### EXERCISE TASK
Write out the lines below character for character, leaving out any picture.

### MATERIAL PROVIDED

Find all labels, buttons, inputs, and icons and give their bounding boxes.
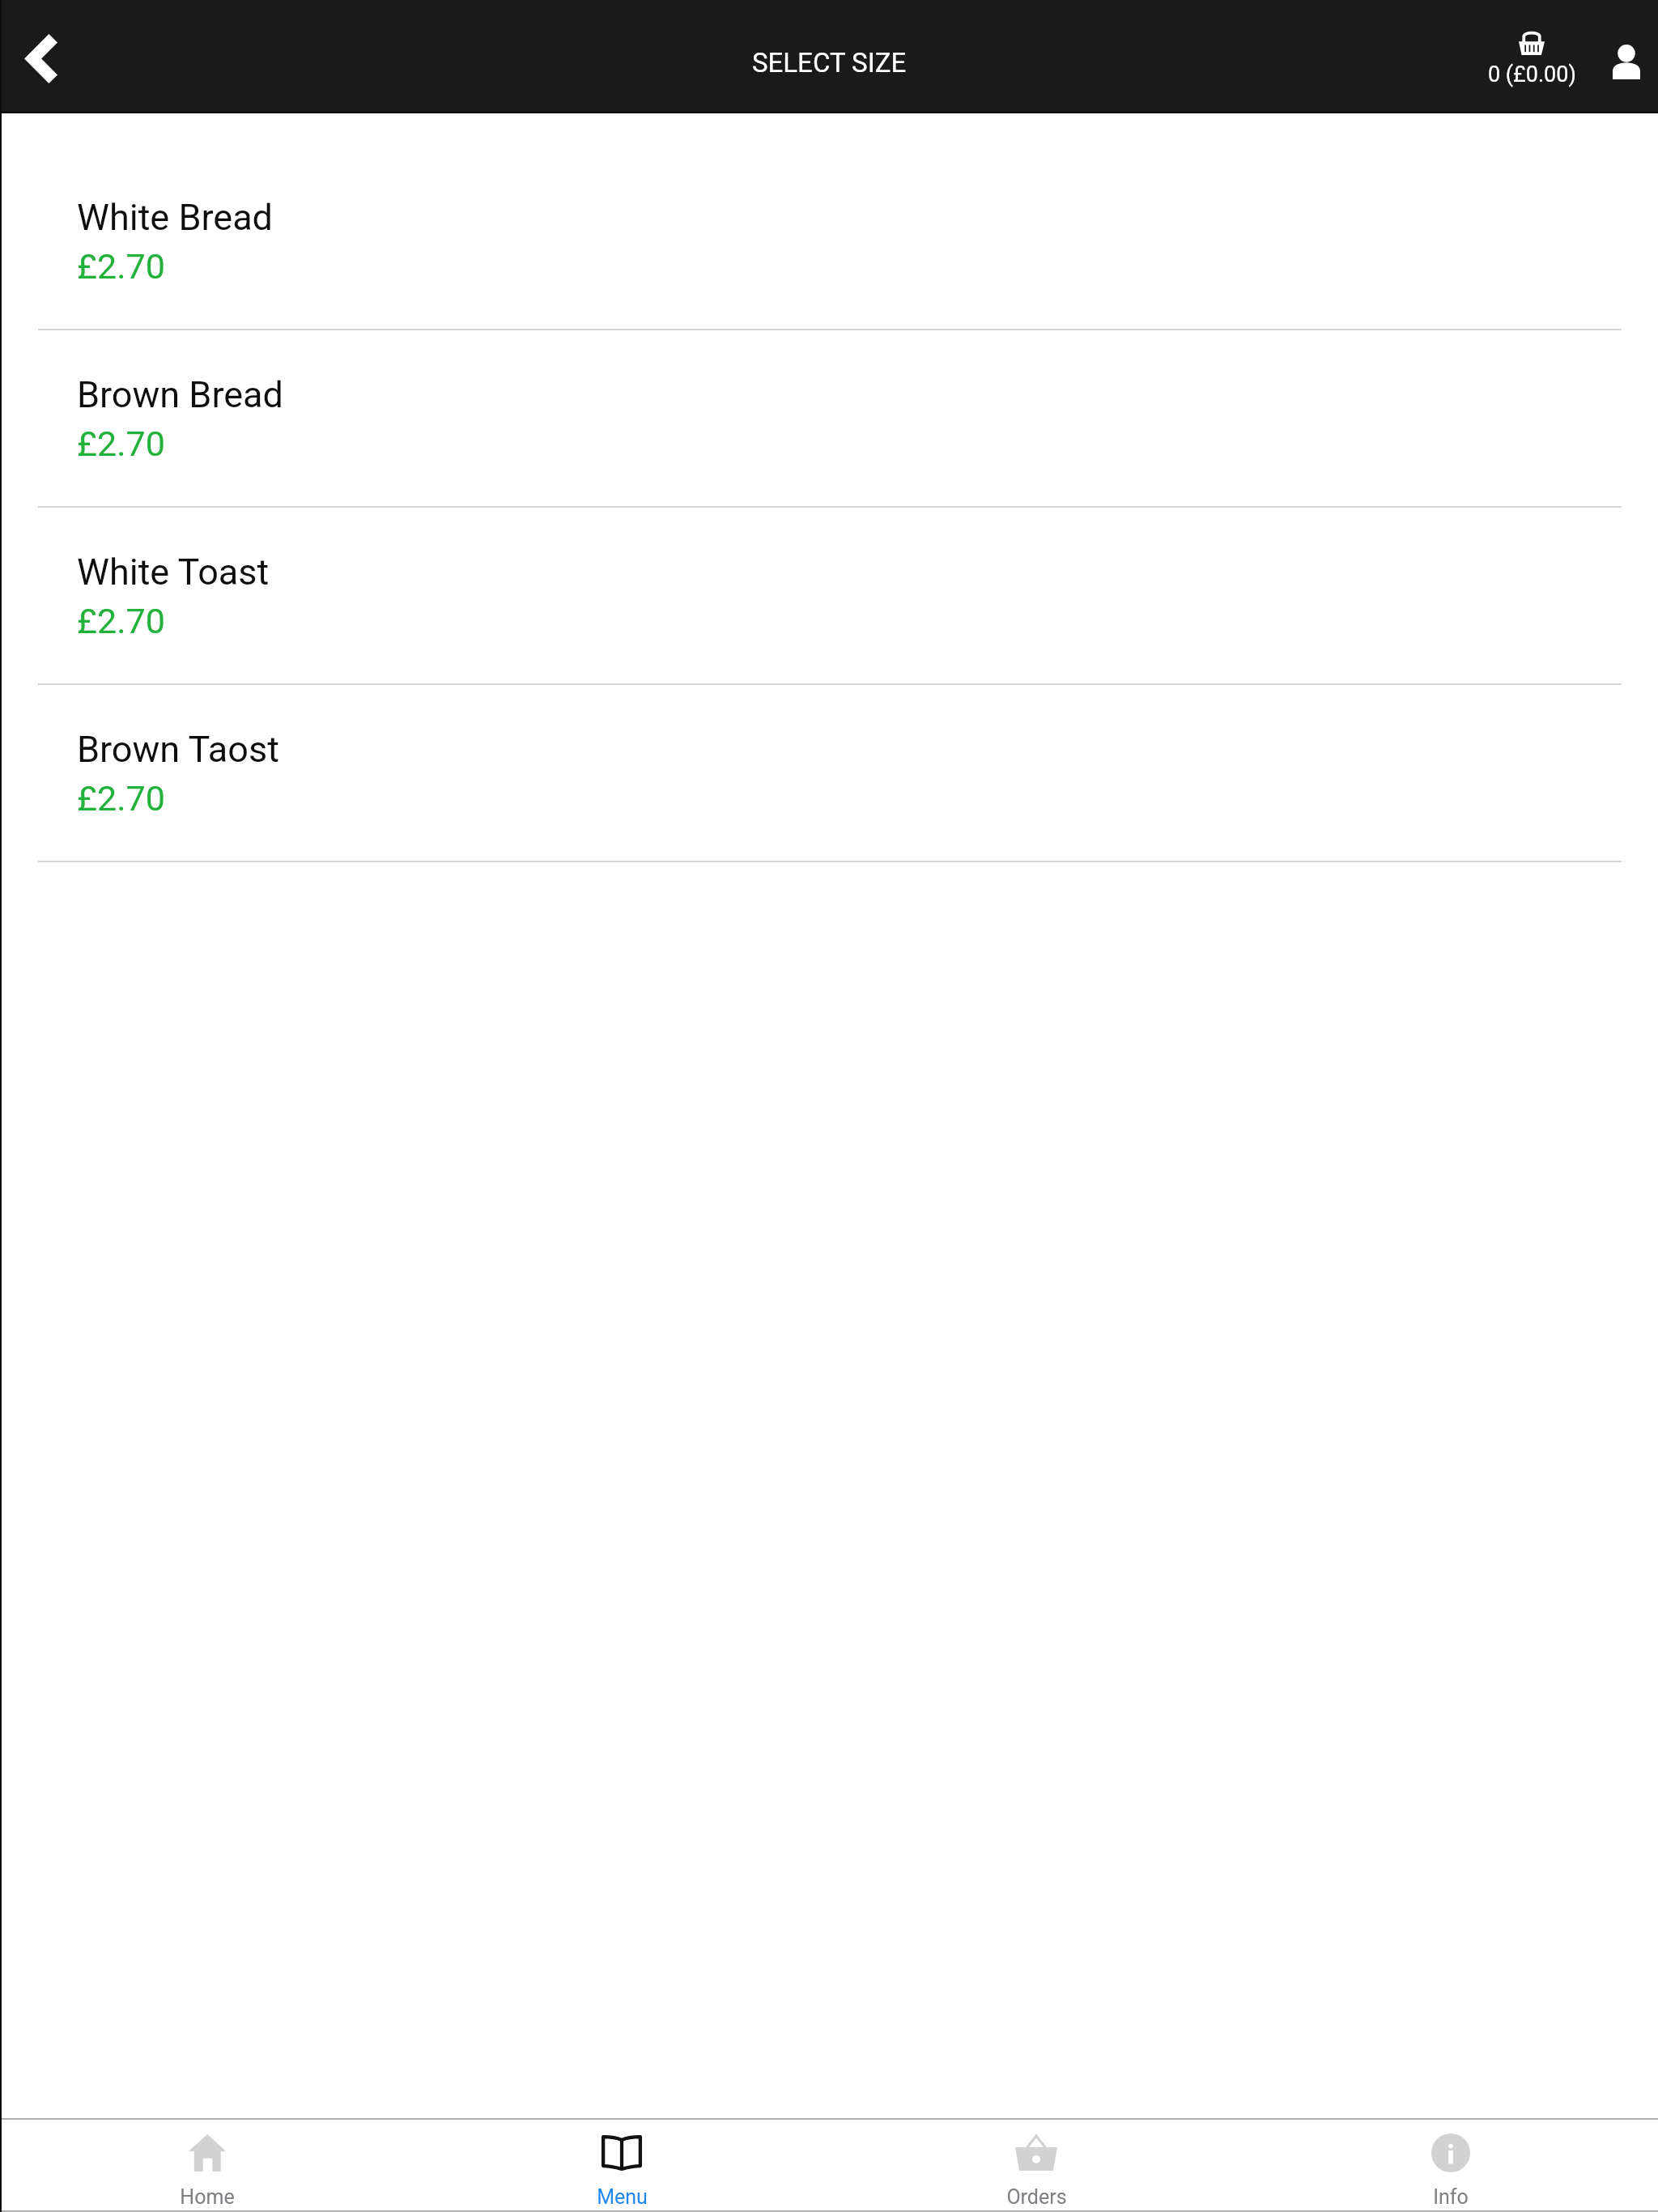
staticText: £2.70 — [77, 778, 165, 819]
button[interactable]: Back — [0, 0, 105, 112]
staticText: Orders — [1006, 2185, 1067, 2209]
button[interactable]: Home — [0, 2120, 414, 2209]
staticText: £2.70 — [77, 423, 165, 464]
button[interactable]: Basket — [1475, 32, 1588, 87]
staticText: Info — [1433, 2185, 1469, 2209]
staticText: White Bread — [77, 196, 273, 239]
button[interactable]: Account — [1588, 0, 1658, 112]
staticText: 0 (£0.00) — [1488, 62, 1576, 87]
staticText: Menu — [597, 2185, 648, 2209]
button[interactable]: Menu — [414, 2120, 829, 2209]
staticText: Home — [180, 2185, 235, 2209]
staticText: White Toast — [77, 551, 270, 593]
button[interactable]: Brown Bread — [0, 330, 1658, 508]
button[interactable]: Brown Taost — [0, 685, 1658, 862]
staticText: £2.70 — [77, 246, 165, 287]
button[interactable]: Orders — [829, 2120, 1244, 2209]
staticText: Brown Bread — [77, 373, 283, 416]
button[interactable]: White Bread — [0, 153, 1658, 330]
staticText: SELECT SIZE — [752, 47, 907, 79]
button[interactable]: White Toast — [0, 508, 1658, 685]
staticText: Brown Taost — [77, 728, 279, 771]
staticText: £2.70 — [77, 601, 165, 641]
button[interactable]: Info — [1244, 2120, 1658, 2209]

### CORRECT RESULT
Find all labels, buttons, inputs, and icons and give their bounding boxes.
staticText: £2.70 — [77, 778, 165, 819]
button[interactable]: Back — [0, 0, 105, 112]
staticText: Orders — [1006, 2185, 1067, 2209]
button[interactable]: Home — [0, 2120, 414, 2209]
staticText: £2.70 — [77, 423, 165, 464]
button[interactable]: Basket — [1475, 32, 1588, 87]
staticText: Info — [1433, 2185, 1469, 2209]
staticText: White Bread — [77, 196, 273, 239]
button[interactable]: Account — [1588, 0, 1658, 112]
staticText: 0 (£0.00) — [1488, 62, 1576, 87]
staticText: Menu — [597, 2185, 648, 2209]
button[interactable]: Menu — [414, 2120, 829, 2209]
staticText: Home — [180, 2185, 235, 2209]
staticText: White Toast — [77, 551, 270, 593]
button[interactable]: Brown Bread — [0, 330, 1658, 508]
button[interactable]: Brown Taost — [0, 685, 1658, 862]
staticText: £2.70 — [77, 246, 165, 287]
button[interactable]: Orders — [829, 2120, 1244, 2209]
staticText: Brown Bread — [77, 373, 283, 416]
button[interactable]: White Bread — [0, 153, 1658, 330]
staticText: SELECT SIZE — [752, 47, 907, 79]
button[interactable]: White Toast — [0, 508, 1658, 685]
staticText: Brown Taost — [77, 728, 279, 771]
staticText: £2.70 — [77, 601, 165, 641]
button[interactable]: Info — [1244, 2120, 1658, 2209]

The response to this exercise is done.